Problem details
The answer is the line with "Type out the text in this image." and every line after it to the end of the listing, retyped exactly. Pictures do not belong in it.

Extracted data
◆ ◆ ◆ ◆ ◆ ◆ ◆
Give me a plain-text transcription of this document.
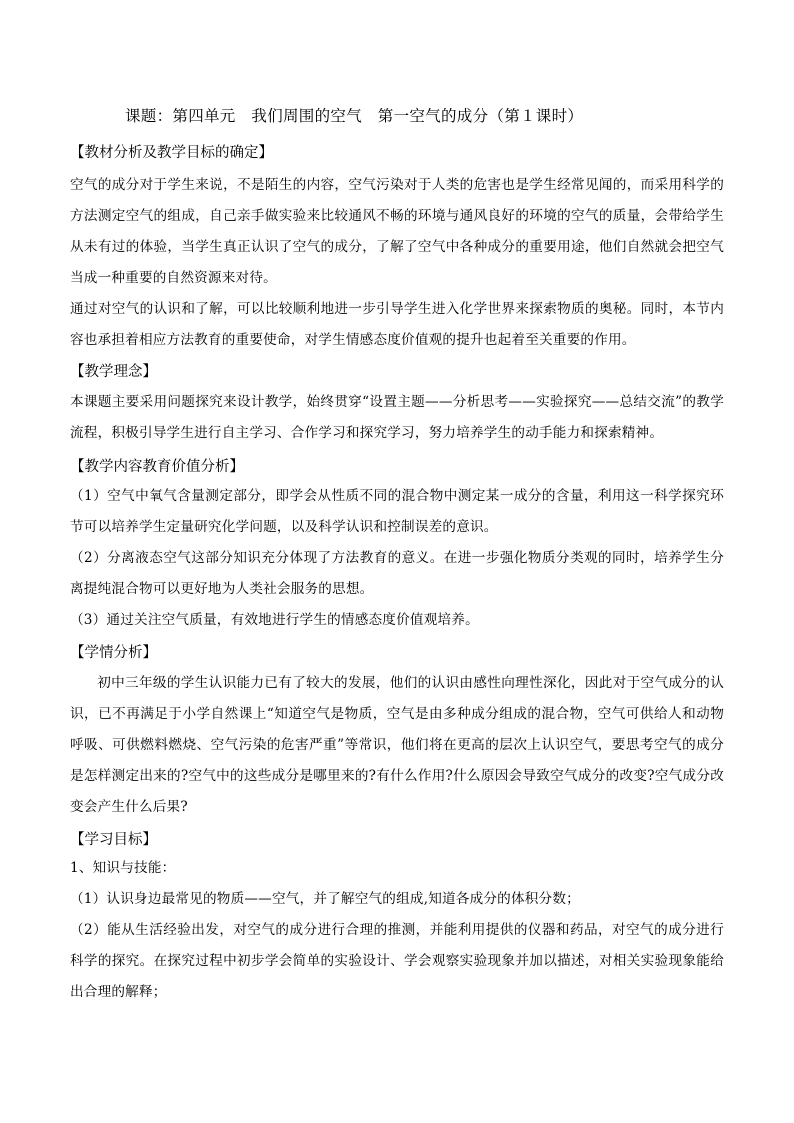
课题：第四单元　我们周围的空气　第一空气的成分（第１课时）

【教材分析及教学目标的确定】

空气的成分对于学生来说，不是陌生的内容，空气污染对于人类的危害也是学生经常见闻的，而采用科学的方法测定空气的组成，自己亲手做实验来比较通风不畅的环境与通风良好的环境的空气的质量，会带给学生从未有过的体验，当学生真正认识了空气的成分，了解了空气中各种成分的重要用途，他们自然就会把空气当成一种重要的自然资源来对待。

通过对空气的认识和了解，可以比较顺利地进一步引导学生进入化学世界来探索物质的奥秘。同时，本节内容也承担着相应方法教育的重要使命，对学生情感态度价值观的提升也起着至关重要的作用。

【教学理念】

本课题主要采用问题探究来设计教学，始终贯穿“设置主题——分析思考——实验探究——总结交流”的教学流程，积极引导学生进行自主学习、合作学习和探究学习，努力培养学生的动手能力和探索精神。

【教学内容教育价值分析】

（1）空气中氧气含量测定部分，即学会从性质不同的混合物中测定某一成分的含量，利用这一科学探究环节可以培养学生定量研究化学问题，以及科学认识和控制误差的意识。

（2）分离液态空气这部分知识充分体现了方法教育的意义。在进一步强化物质分类观的同时，培养学生分离提纯混合物可以更好地为人类社会服务的思想。

（3）通过关注空气质量，有效地进行学生的情感态度价值观培养。

【学情分析】

初中三年级的学生认识能力已有了较大的发展，他们的认识由感性向理性深化，因此对于空气成分的认识，已不再满足于小学自然课上“知道空气是物质，空气是由多种成分组成的混合物，空气可供给人和动物呼吸、可供燃料燃烧、空气污染的危害严重”等常识，他们将在更高的层次上认识空气，要思考空气的成分是怎样测定出来的?空气中的这些成分是哪里来的?有什么作用?什么原因会导致空气成分的改变?空气成分改变会产生什么后果?

【学习目标】

1、知识与技能：

（1）认识身边最常见的物质——空气，并了解空气的组成,知道各成分的体积分数；

（2）能从生活经验出发，对空气的成分进行合理的推测，并能利用提供的仪器和药品，对空气的成分进行科学的探究。在探究过程中初步学会简单的实验设计、学会观察实验现象并加以描述，对相关实验现象能给出合理的解释；
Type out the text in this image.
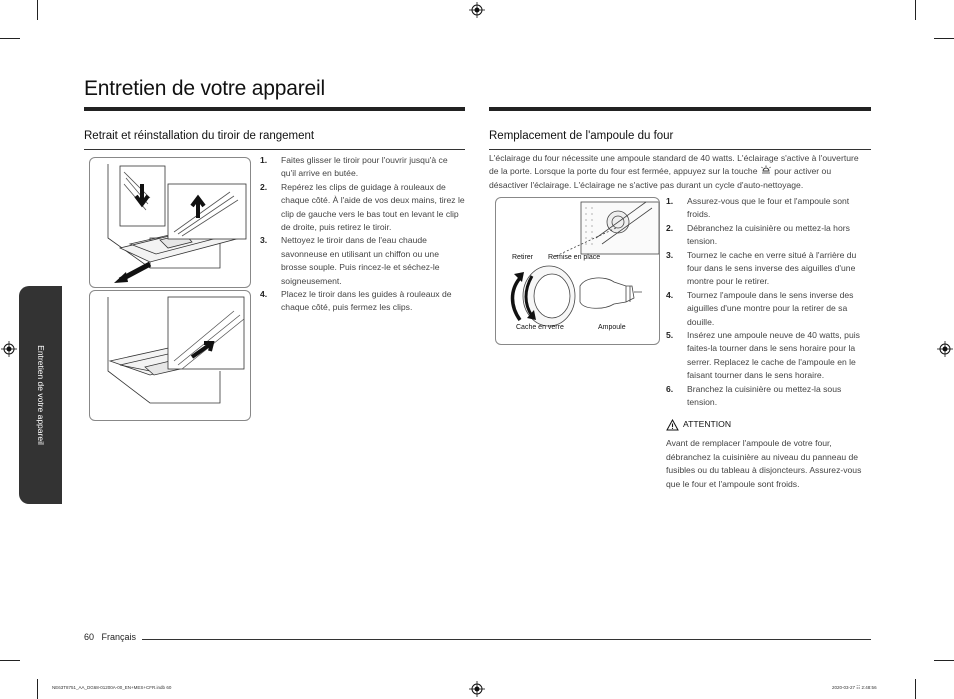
Entretien de votre appareil
Entretien de votre appareil
Retrait et réinstallation du tiroir de rangement
1. Faites glisser le tiroir pour l'ouvrir jusqu'à ce qu'il arrive en butée.
2. Repérez les clips de guidage à rouleaux de chaque côté. À l'aide de vos deux mains, tirez le clip de gauche vers le bas tout en levant le clip de droite, puis retirez le tiroir.
3. Nettoyez le tiroir dans de l'eau chaude savonneuse en utilisant un chiffon ou une brosse souple. Puis rincez-le et séchez-le soigneusement.
4. Placez le tiroir dans les guides à rouleaux de chaque côté, puis fermez les clips.
Remplacement de l'ampoule du four

L'éclairage du four nécessite une ampoule standard de 40 watts. L'éclairage s'active à l'ouverture de la porte. Lorsque la porte du four est fermée, appuyez sur la touche pour activer ou désactiver l'éclairage. L'éclairage ne s'active pas durant un cycle d'auto-nettoyage.

Retirer Remise en place
Cache en verre	Ampoule
1. Assurez-vous que le four et l'ampoule sont froids.
2. Débranchez la cuisinière ou mettez-la hors tension.
3. Tournez le cache en verre situé à l'arrière du four dans le sens inverse des aiguilles d'une montre pour le retirer.
4. Tournez l'ampoule dans le sens inverse des aiguilles d'une montre pour la retirer de sa douille.
5. Insérez une ampoule neuve de 40 watts, puis faites-la tourner dans le sens horaire pour la serrer. Replacez le cache de l'ampoule en le faisant tourner dans le sens horaire.
6. Branchez la cuisinière ou mettez-la sous tension.
ATTENTION
Avant de remplacer l'ampoule de votre four, débranchez la cuisinière au niveau du panneau de fusibles ou du tableau à disjoncteurs. Assurez-vous que le four et l'ampoule sont froids.
60 Français
NE63T8751_AA_DG68-01200A-00_EN+MES+CFR.indb 60	2020-03-27 ☷ 2:48:56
◆ ◆ ◆ ◆ ◆ ◆ ◆
Task result
Type out the text in this image.
Entretien de votre appareil
Entretien de votre appareil
Retrait et réinstallation du tiroir de rangement
1. Faites glisser le tiroir pour l'ouvrir jusqu'à ce qu'il arrive en butée.
2. Repérez les clips de guidage à rouleaux de chaque côté. À l'aide de vos deux mains, tirez le clip de gauche vers le bas tout en levant le clip de droite, puis retirez le tiroir.
3. Nettoyez le tiroir dans de l'eau chaude savonneuse en utilisant un chiffon ou une brosse souple. Puis rincez-le et séchez-le soigneusement.
4. Placez le tiroir dans les guides à rouleaux de chaque côté, puis fermez les clips.
Remplacement de l'ampoule du four

L'éclairage du four nécessite une ampoule standard de 40 watts. L'éclairage s'active à l'ouverture de la porte. Lorsque la porte du four est fermée, appuyez sur la touche pour activer ou désactiver l'éclairage. L'éclairage ne s'active pas durant un cycle d'auto-nettoyage.

Retirer Remise en place
Cache en verre	Ampoule
1. Assurez-vous que le four et l'ampoule sont froids.
2. Débranchez la cuisinière ou mettez-la hors tension.
3. Tournez le cache en verre situé à l'arrière du four dans le sens inverse des aiguilles d'une montre pour le retirer.
4. Tournez l'ampoule dans le sens inverse des aiguilles d'une montre pour la retirer de sa douille.
5. Insérez une ampoule neuve de 40 watts, puis faites-la tourner dans le sens horaire pour la serrer. Replacez le cache de l'ampoule en le faisant tourner dans le sens horaire.
6. Branchez la cuisinière ou mettez-la sous tension.
ATTENTION
Avant de remplacer l'ampoule de votre four, débranchez la cuisinière au niveau du panneau de fusibles ou du tableau à disjoncteurs. Assurez-vous que le four et l'ampoule sont froids.
60 Français
NE63T8751_AA_DG68-01200A-00_EN+MES+CFR.indb 60	2020-03-27 ☷ 2:48:56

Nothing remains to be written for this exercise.